• What you need to do
Pictures aside, repeat every entry exactly.
[BEGIN]
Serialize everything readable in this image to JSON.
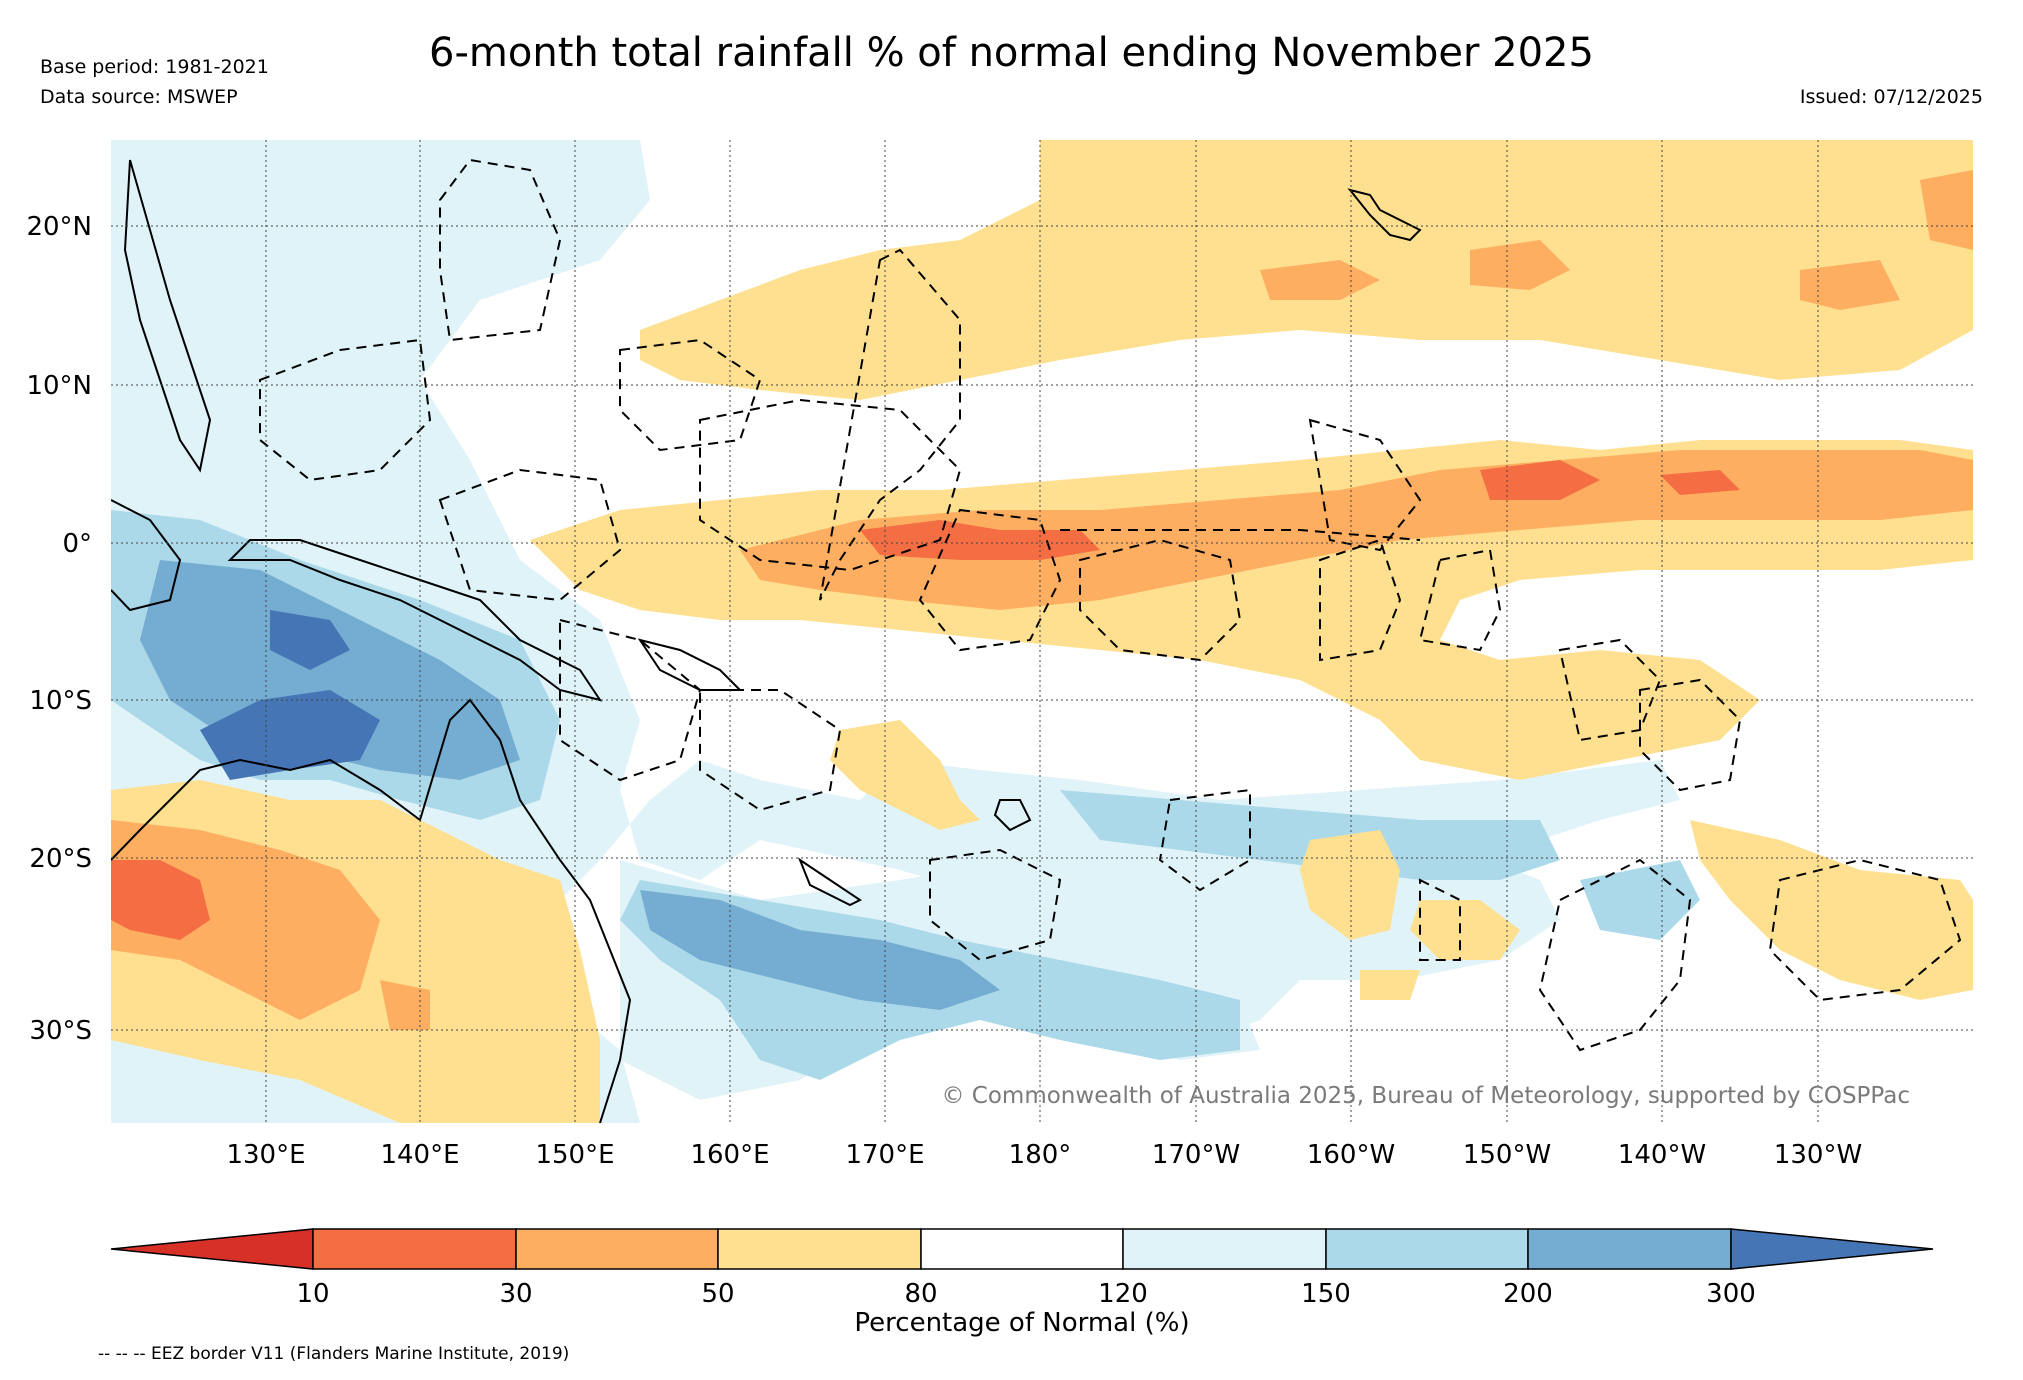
{
  "header": {
    "title": "6-month total rainfall % of normal ending November 2025",
    "base_period": "Base period: 1981-2021",
    "data_source": "Data source: MSWEP",
    "issued": "Issued: 07/12/2025"
  },
  "map": {
    "lon_labels": [
      "130°E",
      "140°E",
      "150°E",
      "160°E",
      "170°E",
      "180°",
      "170°W",
      "160°W",
      "150°W",
      "140°W",
      "130°W"
    ],
    "lat_labels": [
      "20°N",
      "10°N",
      "0°",
      "10°S",
      "20°S",
      "30°S"
    ],
    "copyright": "© Commonwealth of Australia 2025, Bureau of Meteorology, supported by COSPPac"
  },
  "colorbar": {
    "label": "Percentage of Normal (%)",
    "ticks": [
      "10",
      "30",
      "50",
      "80",
      "120",
      "150",
      "200",
      "300"
    ],
    "colors": {
      "below_10": "#d73027",
      "b10_30": "#f46d43",
      "b30_50": "#fdae61",
      "b50_80": "#fee090",
      "b80_120": "#ffffff",
      "b120_150": "#e0f3f8",
      "b150_200": "#abd9e9",
      "b200_300": "#74add1",
      "above_300": "#4575b4"
    }
  },
  "legend": {
    "eez": "-- -- -- EEZ border V11 (Flanders Marine Institute, 2019)"
  }
}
[END]
• Task response
Serialize everything readable in this image to JSON.
{
  "header": {
    "title": "6-month total rainfall % of normal ending November 2025",
    "base_period": "Base period: 1981-2021",
    "data_source": "Data source: MSWEP",
    "issued": "Issued: 07/12/2025"
  },
  "map": {
    "lon_labels": [
      "130°E",
      "140°E",
      "150°E",
      "160°E",
      "170°E",
      "180°",
      "170°W",
      "160°W",
      "150°W",
      "140°W",
      "130°W"
    ],
    "lat_labels": [
      "20°N",
      "10°N",
      "0°",
      "10°S",
      "20°S",
      "30°S"
    ],
    "copyright": "© Commonwealth of Australia 2025, Bureau of Meteorology, supported by COSPPac"
  },
  "colorbar": {
    "label": "Percentage of Normal (%)",
    "ticks": [
      "10",
      "30",
      "50",
      "80",
      "120",
      "150",
      "200",
      "300"
    ],
    "colors": {
      "below_10": "#d73027",
      "b10_30": "#f46d43",
      "b30_50": "#fdae61",
      "b50_80": "#fee090",
      "b80_120": "#ffffff",
      "b120_150": "#e0f3f8",
      "b150_200": "#abd9e9",
      "b200_300": "#74add1",
      "above_300": "#4575b4"
    }
  },
  "legend": {
    "eez": "-- -- -- EEZ border V11 (Flanders Marine Institute, 2019)"
  }
}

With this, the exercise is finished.